** start of Data rows **

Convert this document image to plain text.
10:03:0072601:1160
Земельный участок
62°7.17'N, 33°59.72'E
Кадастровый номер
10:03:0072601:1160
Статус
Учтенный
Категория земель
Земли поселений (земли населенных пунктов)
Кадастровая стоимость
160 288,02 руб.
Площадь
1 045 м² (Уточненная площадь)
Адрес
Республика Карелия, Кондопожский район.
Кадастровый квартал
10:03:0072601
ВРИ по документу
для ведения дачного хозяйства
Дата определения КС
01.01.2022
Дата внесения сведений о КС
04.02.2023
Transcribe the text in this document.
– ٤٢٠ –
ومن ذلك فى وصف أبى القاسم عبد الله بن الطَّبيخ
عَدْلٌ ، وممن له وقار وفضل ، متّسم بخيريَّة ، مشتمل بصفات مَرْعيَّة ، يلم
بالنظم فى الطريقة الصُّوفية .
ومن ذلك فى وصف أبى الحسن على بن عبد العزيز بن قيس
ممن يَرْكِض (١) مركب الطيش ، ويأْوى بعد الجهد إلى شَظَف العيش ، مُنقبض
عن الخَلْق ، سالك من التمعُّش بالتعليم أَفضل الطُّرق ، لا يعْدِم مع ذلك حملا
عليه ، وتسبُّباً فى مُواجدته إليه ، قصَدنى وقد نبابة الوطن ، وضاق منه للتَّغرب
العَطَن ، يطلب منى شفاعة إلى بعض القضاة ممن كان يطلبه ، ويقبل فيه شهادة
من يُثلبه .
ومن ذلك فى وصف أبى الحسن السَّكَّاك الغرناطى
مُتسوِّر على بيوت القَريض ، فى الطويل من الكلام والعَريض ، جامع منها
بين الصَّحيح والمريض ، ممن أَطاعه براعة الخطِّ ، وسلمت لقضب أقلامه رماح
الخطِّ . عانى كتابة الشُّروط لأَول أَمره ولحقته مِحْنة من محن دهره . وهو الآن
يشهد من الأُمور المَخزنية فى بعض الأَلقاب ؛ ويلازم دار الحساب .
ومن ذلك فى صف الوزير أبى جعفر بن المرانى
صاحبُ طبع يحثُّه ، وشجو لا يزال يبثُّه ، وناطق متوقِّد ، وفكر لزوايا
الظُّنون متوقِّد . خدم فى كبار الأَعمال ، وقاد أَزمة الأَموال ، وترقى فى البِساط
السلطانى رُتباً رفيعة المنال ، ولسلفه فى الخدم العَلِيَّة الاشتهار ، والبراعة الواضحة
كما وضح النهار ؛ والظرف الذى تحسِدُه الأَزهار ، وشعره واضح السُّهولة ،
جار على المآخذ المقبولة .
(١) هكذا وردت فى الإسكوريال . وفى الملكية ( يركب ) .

** end of Data rows **

**Directions for this task**:
In full and verbatim, repeat the records given above.

**The reply**:
Convert this document image to plain text.
10:03:0072601:1160
Земельный участок
62°7.17'N, 33°59.72'E
Кадастровый номер
10:03:0072601:1160
Статус
Учтенный
Категория земель
Земли поселений (земли населенных пунктов)
Кадастровая стоимость
160 288,02 руб.
Площадь
1 045 м² (Уточненная площадь)
Адрес
Республика Карелия, Кондопожский район.
Кадастровый квартал
10:03:0072601
ВРИ по документу
для ведения дачного хозяйства
Дата определения КС
01.01.2022
Дата внесения сведений о КС
04.02.2023
Transcribe the text in this document.
– ٤٢٠ –
ومن ذلك فى وصف أبى القاسم عبد الله بن الطَّبيخ
عَدْلٌ ، وممن له وقار وفضل ، متّسم بخيريَّة ، مشتمل بصفات مَرْعيَّة ، يلم
بالنظم فى الطريقة الصُّوفية .
ومن ذلك فى وصف أبى الحسن على بن عبد العزيز بن قيس
ممن يَرْكِض (١) مركب الطيش ، ويأْوى بعد الجهد إلى شَظَف العيش ، مُنقبض
عن الخَلْق ، سالك من التمعُّش بالتعليم أَفضل الطُّرق ، لا يعْدِم مع ذلك حملا
عليه ، وتسبُّباً فى مُواجدته إليه ، قصَدنى وقد نبابة الوطن ، وضاق منه للتَّغرب
العَطَن ، يطلب منى شفاعة إلى بعض القضاة ممن كان يطلبه ، ويقبل فيه شهادة
من يُثلبه .
ومن ذلك فى وصف أبى الحسن السَّكَّاك الغرناطى
مُتسوِّر على بيوت القَريض ، فى الطويل من الكلام والعَريض ، جامع منها
بين الصَّحيح والمريض ، ممن أَطاعه براعة الخطِّ ، وسلمت لقضب أقلامه رماح
الخطِّ . عانى كتابة الشُّروط لأَول أَمره ولحقته مِحْنة من محن دهره . وهو الآن
يشهد من الأُمور المَخزنية فى بعض الأَلقاب ؛ ويلازم دار الحساب .
ومن ذلك فى صف الوزير أبى جعفر بن المرانى
صاحبُ طبع يحثُّه ، وشجو لا يزال يبثُّه ، وناطق متوقِّد ، وفكر لزوايا
الظُّنون متوقِّد . خدم فى كبار الأَعمال ، وقاد أَزمة الأَموال ، وترقى فى البِساط
السلطانى رُتباً رفيعة المنال ، ولسلفه فى الخدم العَلِيَّة الاشتهار ، والبراعة الواضحة
كما وضح النهار ؛ والظرف الذى تحسِدُه الأَزهار ، وشعره واضح السُّهولة ،
جار على المآخذ المقبولة .
(١) هكذا وردت فى الإسكوريال . وفى الملكية ( يركب ) .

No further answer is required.